[Some records]
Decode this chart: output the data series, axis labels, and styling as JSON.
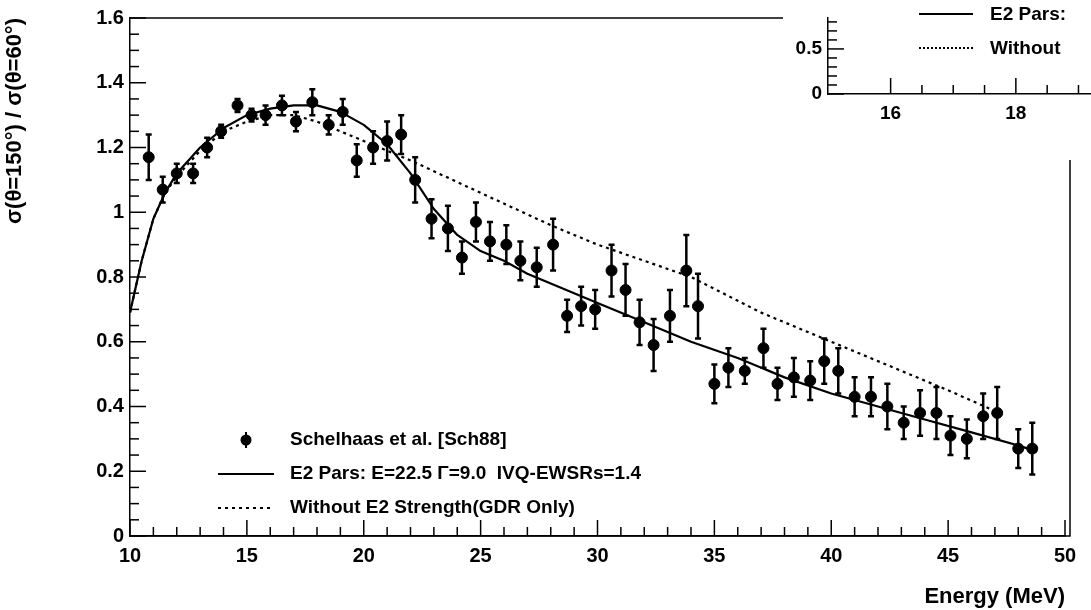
{
  "chart_data": [
    {
      "type": "scatter",
      "xlabel": "Energy (MeV)",
      "ylabel": "σ(θ=150°) / σ(θ=60°)",
      "xlim": [
        10,
        50
      ],
      "ylim": [
        0,
        1.6
      ],
      "xticks": [
        10,
        15,
        20,
        25,
        30,
        35,
        40,
        45,
        50
      ],
      "yticks": [
        0,
        0.2,
        0.4,
        0.6,
        0.8,
        1,
        1.2,
        1.4,
        1.6
      ],
      "grid": false,
      "legend": "bottom left",
      "series": [
        {
          "name": "Schelhaas et al. [Sch88]",
          "marker": "circle",
          "color": "#000000",
          "x": [
            10.8,
            11.4,
            12.0,
            12.7,
            13.3,
            13.9,
            14.6,
            15.2,
            15.8,
            16.5,
            17.1,
            17.8,
            18.5,
            19.1,
            19.7,
            20.4,
            21.0,
            21.6,
            22.2,
            22.9,
            23.6,
            24.2,
            24.8,
            25.4,
            26.1,
            26.7,
            27.4,
            28.1,
            28.7,
            29.3,
            29.9,
            30.6,
            31.2,
            31.8,
            32.4,
            33.1,
            33.8,
            34.3,
            35.0,
            35.6,
            36.3,
            37.1,
            37.7,
            38.4,
            39.1,
            39.7,
            40.3,
            41.0,
            41.7,
            42.4,
            43.1,
            43.8,
            44.5,
            45.1,
            45.8,
            46.5,
            47.1,
            48.0,
            48.6
          ],
          "values": [
            1.17,
            1.07,
            1.12,
            1.12,
            1.2,
            1.25,
            1.33,
            1.3,
            1.3,
            1.33,
            1.28,
            1.34,
            1.27,
            1.31,
            1.16,
            1.2,
            1.22,
            1.24,
            1.1,
            0.98,
            0.95,
            0.86,
            0.97,
            0.91,
            0.9,
            0.85,
            0.83,
            0.9,
            0.68,
            0.71,
            0.7,
            0.82,
            0.76,
            0.66,
            0.59,
            0.68,
            0.82,
            0.71,
            0.47,
            0.52,
            0.51,
            0.58,
            0.47,
            0.49,
            0.48,
            0.54,
            0.51,
            0.43,
            0.43,
            0.4,
            0.35,
            0.38,
            0.38,
            0.31,
            0.3,
            0.37,
            0.38,
            0.27,
            0.27
          ],
          "errors": [
            0.07,
            0.04,
            0.03,
            0.03,
            0.03,
            0.02,
            0.02,
            0.02,
            0.03,
            0.03,
            0.03,
            0.04,
            0.03,
            0.04,
            0.05,
            0.05,
            0.06,
            0.06,
            0.07,
            0.06,
            0.07,
            0.05,
            0.06,
            0.06,
            0.06,
            0.06,
            0.06,
            0.08,
            0.05,
            0.06,
            0.06,
            0.08,
            0.08,
            0.07,
            0.08,
            0.08,
            0.11,
            0.1,
            0.06,
            0.06,
            0.04,
            0.06,
            0.05,
            0.06,
            0.06,
            0.07,
            0.07,
            0.06,
            0.06,
            0.07,
            0.05,
            0.07,
            0.08,
            0.06,
            0.06,
            0.07,
            0.08,
            0.06,
            0.08
          ]
        },
        {
          "name": "E2 Pars: E=22.5 Γ=9.0  IVQ-EWSRs=1.4",
          "type": "line",
          "marker": "none",
          "line_style": "solid",
          "color": "#000000",
          "x": [
            10,
            10.5,
            11,
            11.5,
            12,
            13,
            14,
            15,
            16,
            17,
            18,
            19,
            20,
            21,
            22,
            23,
            24,
            25,
            26,
            27,
            28,
            30,
            32,
            34,
            36,
            38,
            40,
            42,
            44,
            46,
            48,
            48.8
          ],
          "values": [
            0.69,
            0.85,
            0.98,
            1.06,
            1.12,
            1.2,
            1.26,
            1.3,
            1.32,
            1.33,
            1.33,
            1.31,
            1.27,
            1.21,
            1.12,
            1.01,
            0.93,
            0.88,
            0.85,
            0.81,
            0.78,
            0.72,
            0.66,
            0.6,
            0.55,
            0.49,
            0.44,
            0.4,
            0.36,
            0.32,
            0.28,
            0.26
          ]
        },
        {
          "name": "Without E2 Strength(GDR Only)",
          "type": "line",
          "marker": "none",
          "line_style": "dotted",
          "color": "#000000",
          "x": [
            10,
            10.5,
            11,
            11.5,
            12,
            13,
            14,
            15,
            16,
            17,
            18,
            19,
            20,
            21,
            22,
            25,
            28,
            30,
            34,
            37,
            40,
            43,
            45,
            47.2
          ],
          "values": [
            0.69,
            0.85,
            0.98,
            1.06,
            1.11,
            1.19,
            1.25,
            1.28,
            1.3,
            1.3,
            1.28,
            1.25,
            1.22,
            1.19,
            1.16,
            1.06,
            0.96,
            0.9,
            0.8,
            0.69,
            0.6,
            0.51,
            0.45,
            0.38
          ]
        }
      ]
    },
    {
      "type": "line",
      "xlim": [
        15,
        19.2
      ],
      "ylim": [
        0,
        0.85
      ],
      "xticks": [
        16,
        18
      ],
      "yticks": [
        0,
        0.5
      ],
      "grid": false,
      "annotations": [
        "E2 Pars:",
        "Without"
      ]
    }
  ]
}
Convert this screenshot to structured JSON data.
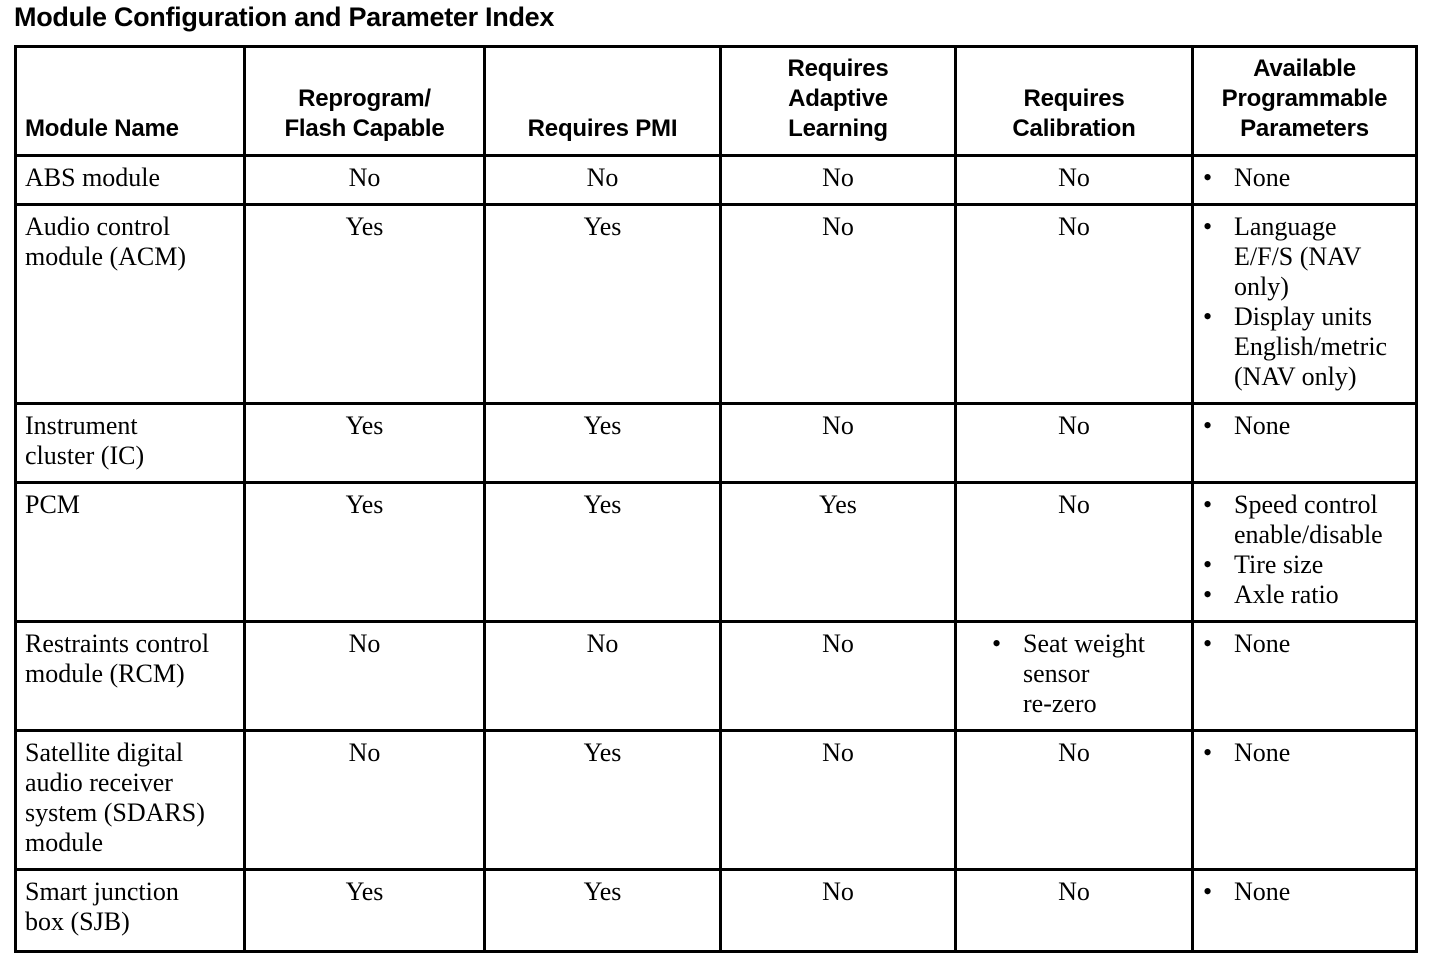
{
  "title": "Module Configuration and Parameter Index",
  "bullet_char": "•",
  "colors": {
    "text": "#000000",
    "border": "#000000",
    "background": "#ffffff"
  },
  "table": {
    "columns": [
      {
        "label": "Module Name"
      },
      {
        "label": "Reprogram/\nFlash Capable"
      },
      {
        "label": "Requires PMI"
      },
      {
        "label": "Requires\nAdaptive\nLearning"
      },
      {
        "label": "Requires\nCalibration"
      },
      {
        "label": "Available\nProgrammable\nParameters"
      }
    ],
    "rows": [
      {
        "module": "ABS module",
        "reprogram": "No",
        "pmi": "No",
        "adaptive": "No",
        "calibration": "No",
        "parameters": [
          "None"
        ]
      },
      {
        "module": "Audio control\nmodule (ACM)",
        "reprogram": "Yes",
        "pmi": "Yes",
        "adaptive": "No",
        "calibration": "No",
        "parameters": [
          "Language\nE/F/S (NAV\nonly)",
          "Display units\nEnglish/metric\n(NAV only)"
        ]
      },
      {
        "module": "Instrument\ncluster (IC)",
        "reprogram": "Yes",
        "pmi": "Yes",
        "adaptive": "No",
        "calibration": "No",
        "parameters": [
          "None"
        ]
      },
      {
        "module": "PCM",
        "reprogram": "Yes",
        "pmi": "Yes",
        "adaptive": "Yes",
        "calibration": "No",
        "parameters": [
          "Speed control\nenable/disable",
          "Tire size",
          "Axle ratio"
        ]
      },
      {
        "module": "Restraints control\nmodule (RCM)",
        "reprogram": "No",
        "pmi": "No",
        "adaptive": "No",
        "calibration": [
          "Seat weight\nsensor\nre-zero"
        ],
        "parameters": [
          "None"
        ]
      },
      {
        "module": "Satellite digital\naudio receiver\nsystem (SDARS)\nmodule",
        "reprogram": "No",
        "pmi": "Yes",
        "adaptive": "No",
        "calibration": "No",
        "parameters": [
          "None"
        ]
      },
      {
        "module": "Smart junction\nbox (SJB)",
        "reprogram": "Yes",
        "pmi": "Yes",
        "adaptive": "No",
        "calibration": "No",
        "parameters": [
          "None"
        ]
      }
    ]
  }
}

Aim of the task: Images in the data above are to be skipped. Retype all other material exactly.

Task result:
Decode this chart: output the data series, axis labels, and styling as JSON.
{
  "chart_data": [
    {
      "type": "scatter",
      "xlabel": "Energy (MeV)",
      "ylabel": "σ(θ=150°) / σ(θ=60°)",
      "xlim": [
        10,
        50
      ],
      "ylim": [
        0,
        1.6
      ],
      "xticks": [
        10,
        15,
        20,
        25,
        30,
        35,
        40,
        45,
        50
      ],
      "yticks": [
        0,
        0.2,
        0.4,
        0.6,
        0.8,
        1,
        1.2,
        1.4,
        1.6
      ],
      "grid": false,
      "legend": "bottom left",
      "series": [
        {
          "name": "Schelhaas et al. [Sch88]",
          "marker": "circle",
          "color": "#000000",
          "x": [
            10.8,
            11.4,
            12.0,
            12.7,
            13.3,
            13.9,
            14.6,
            15.2,
            15.8,
            16.5,
            17.1,
            17.8,
            18.5,
            19.1,
            19.7,
            20.4,
            21.0,
            21.6,
            22.2,
            22.9,
            23.6,
            24.2,
            24.8,
            25.4,
            26.1,
            26.7,
            27.4,
            28.1,
            28.7,
            29.3,
            29.9,
            30.6,
            31.2,
            31.8,
            32.4,
            33.1,
            33.8,
            34.3,
            35.0,
            35.6,
            36.3,
            37.1,
            37.7,
            38.4,
            39.1,
            39.7,
            40.3,
            41.0,
            41.7,
            42.4,
            43.1,
            43.8,
            44.5,
            45.1,
            45.8,
            46.5,
            47.1,
            48.0,
            48.6
          ],
          "values": [
            1.17,
            1.07,
            1.12,
            1.12,
            1.2,
            1.25,
            1.33,
            1.3,
            1.3,
            1.33,
            1.28,
            1.34,
            1.27,
            1.31,
            1.16,
            1.2,
            1.22,
            1.24,
            1.1,
            0.98,
            0.95,
            0.86,
            0.97,
            0.91,
            0.9,
            0.85,
            0.83,
            0.9,
            0.68,
            0.71,
            0.7,
            0.82,
            0.76,
            0.66,
            0.59,
            0.68,
            0.82,
            0.71,
            0.47,
            0.52,
            0.51,
            0.58,
            0.47,
            0.49,
            0.48,
            0.54,
            0.51,
            0.43,
            0.43,
            0.4,
            0.35,
            0.38,
            0.38,
            0.31,
            0.3,
            0.37,
            0.38,
            0.27,
            0.27
          ],
          "errors": [
            0.07,
            0.04,
            0.03,
            0.03,
            0.03,
            0.02,
            0.02,
            0.02,
            0.03,
            0.03,
            0.03,
            0.04,
            0.03,
            0.04,
            0.05,
            0.05,
            0.06,
            0.06,
            0.07,
            0.06,
            0.07,
            0.05,
            0.06,
            0.06,
            0.06,
            0.06,
            0.06,
            0.08,
            0.05,
            0.06,
            0.06,
            0.08,
            0.08,
            0.07,
            0.08,
            0.08,
            0.11,
            0.1,
            0.06,
            0.06,
            0.04,
            0.06,
            0.05,
            0.06,
            0.06,
            0.07,
            0.07,
            0.06,
            0.06,
            0.07,
            0.05,
            0.07,
            0.08,
            0.06,
            0.06,
            0.07,
            0.08,
            0.06,
            0.08
          ]
        },
        {
          "name": "E2 Pars: E=22.5 Γ=9.0  IVQ-EWSRs=1.4",
          "type": "line",
          "marker": "none",
          "line_style": "solid",
          "color": "#000000",
          "x": [
            10,
            10.5,
            11,
            11.5,
            12,
            13,
            14,
            15,
            16,
            17,
            18,
            19,
            20,
            21,
            22,
            23,
            24,
            25,
            26,
            27,
            28,
            30,
            32,
            34,
            36,
            38,
            40,
            42,
            44,
            46,
            48,
            48.8
          ],
          "values": [
            0.69,
            0.85,
            0.98,
            1.06,
            1.12,
            1.2,
            1.26,
            1.3,
            1.32,
            1.33,
            1.33,
            1.31,
            1.27,
            1.21,
            1.12,
            1.01,
            0.93,
            0.88,
            0.85,
            0.81,
            0.78,
            0.72,
            0.66,
            0.6,
            0.55,
            0.49,
            0.44,
            0.4,
            0.36,
            0.32,
            0.28,
            0.26
          ]
        },
        {
          "name": "Without E2 Strength(GDR Only)",
          "type": "line",
          "marker": "none",
          "line_style": "dotted",
          "color": "#000000",
          "x": [
            10,
            10.5,
            11,
            11.5,
            12,
            13,
            14,
            15,
            16,
            17,
            18,
            19,
            20,
            21,
            22,
            25,
            28,
            30,
            34,
            37,
            40,
            43,
            45,
            47.2
          ],
          "values": [
            0.69,
            0.85,
            0.98,
            1.06,
            1.11,
            1.19,
            1.25,
            1.28,
            1.3,
            1.3,
            1.28,
            1.25,
            1.22,
            1.19,
            1.16,
            1.06,
            0.96,
            0.9,
            0.8,
            0.69,
            0.6,
            0.51,
            0.45,
            0.38
          ]
        }
      ]
    },
    {
      "type": "line",
      "xlim": [
        15,
        19.2
      ],
      "ylim": [
        0,
        0.85
      ],
      "xticks": [
        16,
        18
      ],
      "yticks": [
        0,
        0.5
      ],
      "grid": false,
      "annotations": [
        "E2 Pars:",
        "Without"
      ]
    }
  ]
}
Convert this screenshot to structured JSON data.
{
  "title": "Module Configuration and Parameter Index",
  "bullet_char": "•",
  "colors": {
    "text": "#000000",
    "border": "#000000",
    "background": "#ffffff"
  },
  "table": {
    "columns": [
      {
        "label": "Module Name"
      },
      {
        "label": "Reprogram/\nFlash Capable"
      },
      {
        "label": "Requires PMI"
      },
      {
        "label": "Requires\nAdaptive\nLearning"
      },
      {
        "label": "Requires\nCalibration"
      },
      {
        "label": "Available\nProgrammable\nParameters"
      }
    ],
    "rows": [
      {
        "module": "ABS module",
        "reprogram": "No",
        "pmi": "No",
        "adaptive": "No",
        "calibration": "No",
        "parameters": [
          "None"
        ]
      },
      {
        "module": "Audio control\nmodule (ACM)",
        "reprogram": "Yes",
        "pmi": "Yes",
        "adaptive": "No",
        "calibration": "No",
        "parameters": [
          "Language\nE/F/S (NAV\nonly)",
          "Display units\nEnglish/metric\n(NAV only)"
        ]
      },
      {
        "module": "Instrument\ncluster (IC)",
        "reprogram": "Yes",
        "pmi": "Yes",
        "adaptive": "No",
        "calibration": "No",
        "parameters": [
          "None"
        ]
      },
      {
        "module": "PCM",
        "reprogram": "Yes",
        "pmi": "Yes",
        "adaptive": "Yes",
        "calibration": "No",
        "parameters": [
          "Speed control\nenable/disable",
          "Tire size",
          "Axle ratio"
        ]
      },
      {
        "module": "Restraints control\nmodule (RCM)",
        "reprogram": "No",
        "pmi": "No",
        "adaptive": "No",
        "calibration": [
          "Seat weight\nsensor\nre-zero"
        ],
        "parameters": [
          "None"
        ]
      },
      {
        "module": "Satellite digital\naudio receiver\nsystem (SDARS)\nmodule",
        "reprogram": "No",
        "pmi": "Yes",
        "adaptive": "No",
        "calibration": "No",
        "parameters": [
          "None"
        ]
      },
      {
        "module": "Smart junction\nbox (SJB)",
        "reprogram": "Yes",
        "pmi": "Yes",
        "adaptive": "No",
        "calibration": "No",
        "parameters": [
          "None"
        ]
      }
    ]
  }
}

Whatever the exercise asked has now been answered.